WHAT TO WORK ON: Wherever the string "Siófok" appears in a line, extract that line.

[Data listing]
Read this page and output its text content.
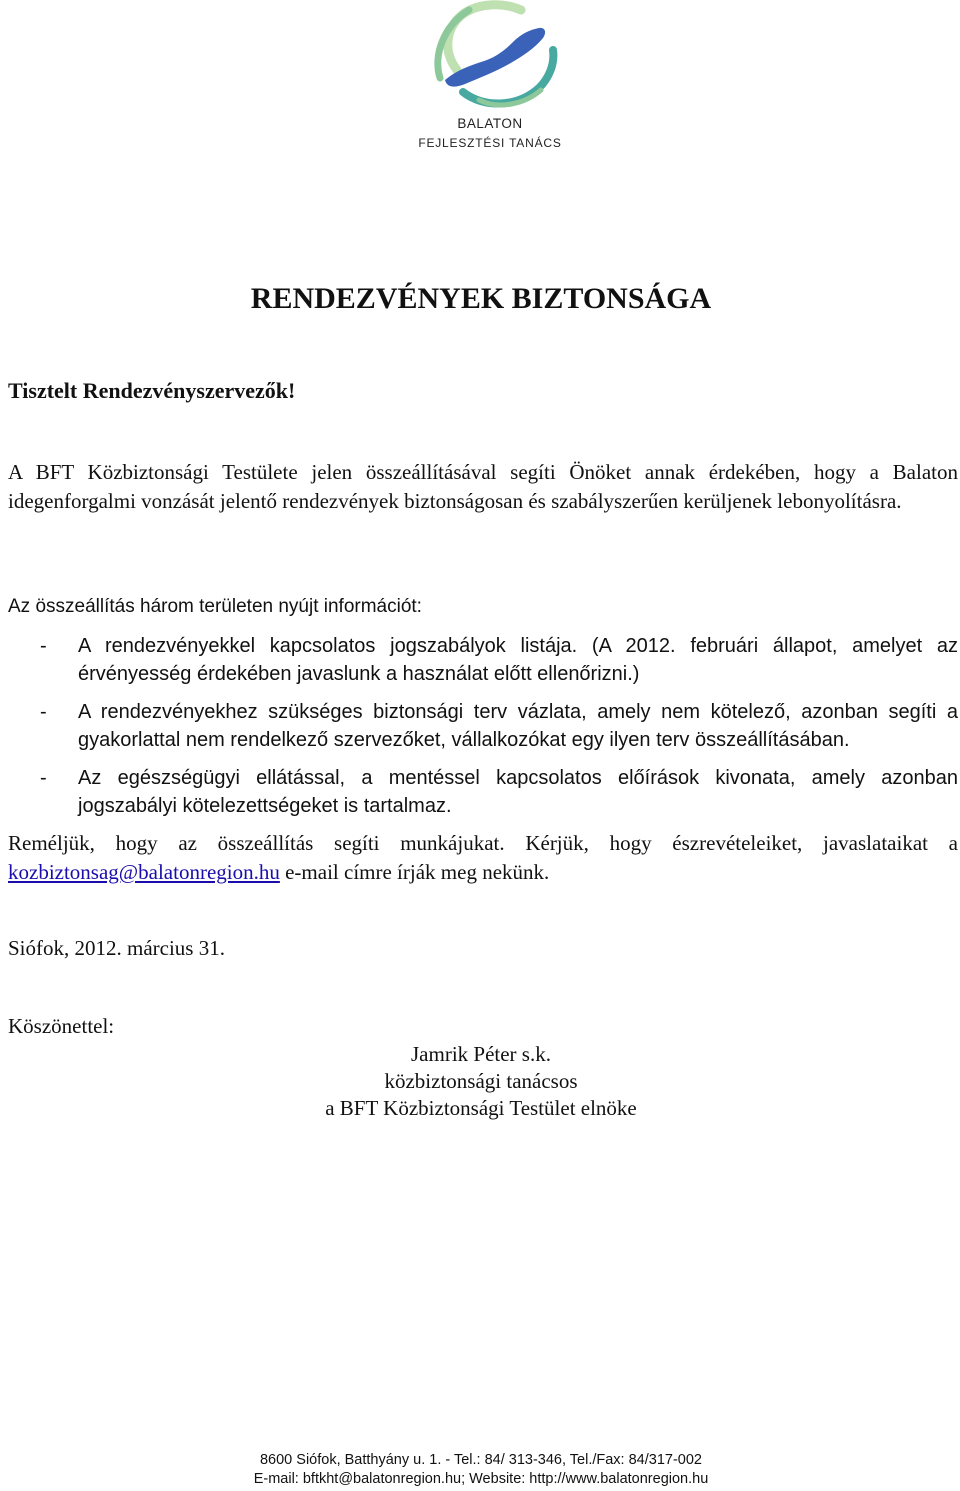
BALATON
FEJLESZTÉSI TANÁCS
RENDEZVÉNYEK BIZTONSÁGA
Tisztelt Rendezvényszervezők!
A BFT Közbiztonsági Testülete jelen összeállításával segíti Önöket annak érdekében, hogy a Balaton idegenforgalmi vonzását jelentő rendezvények biztonságosan és szabályszerűen kerüljenek lebonyolításra.
Az összeállítás három területen nyújt információt:
- A rendezvényekkel kapcsolatos jogszabályok listája. (A 2012. februári állapot, amelyet az érvényesség érdekében javaslunk a használat előtt ellenőrizni.)
- A rendezvényekhez szükséges biztonsági terv vázlata, amely nem kötelező, azonban segíti a gyakorlattal nem rendelkező szervezőket, vállalkozókat egy ilyen terv összeállításában.
- Az egészségügyi ellátással, a mentéssel kapcsolatos előírások kivonata, amely azonban jogszabályi kötelezettségeket is tartalmaz.
Reméljük, hogy az összeállítás segíti munkájukat. Kérjük, hogy észrevételeiket, javaslataikat a kozbiztonsag@balatonregion.hu e-mail címre írják meg nekünk.
Siófok, 2012. március 31.
Köszönettel:
Jamrik Péter s.k.
közbiztonsági tanácsos
a BFT Közbiztonsági Testület elnöke
8600 Siófok, Batthyány u. 1. - Tel.: 84/ 313-346, Tel./Fax: 84/317-002
E-mail: bftkht@balatonregion.hu; Website: http://www.balatonregion.hu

THE RESPONSE:
Siófok, 2012. március 31.
8600 Siófok, Batthyány u. 1. - Tel.: 84/ 313-346, Tel./Fax: 84/317-002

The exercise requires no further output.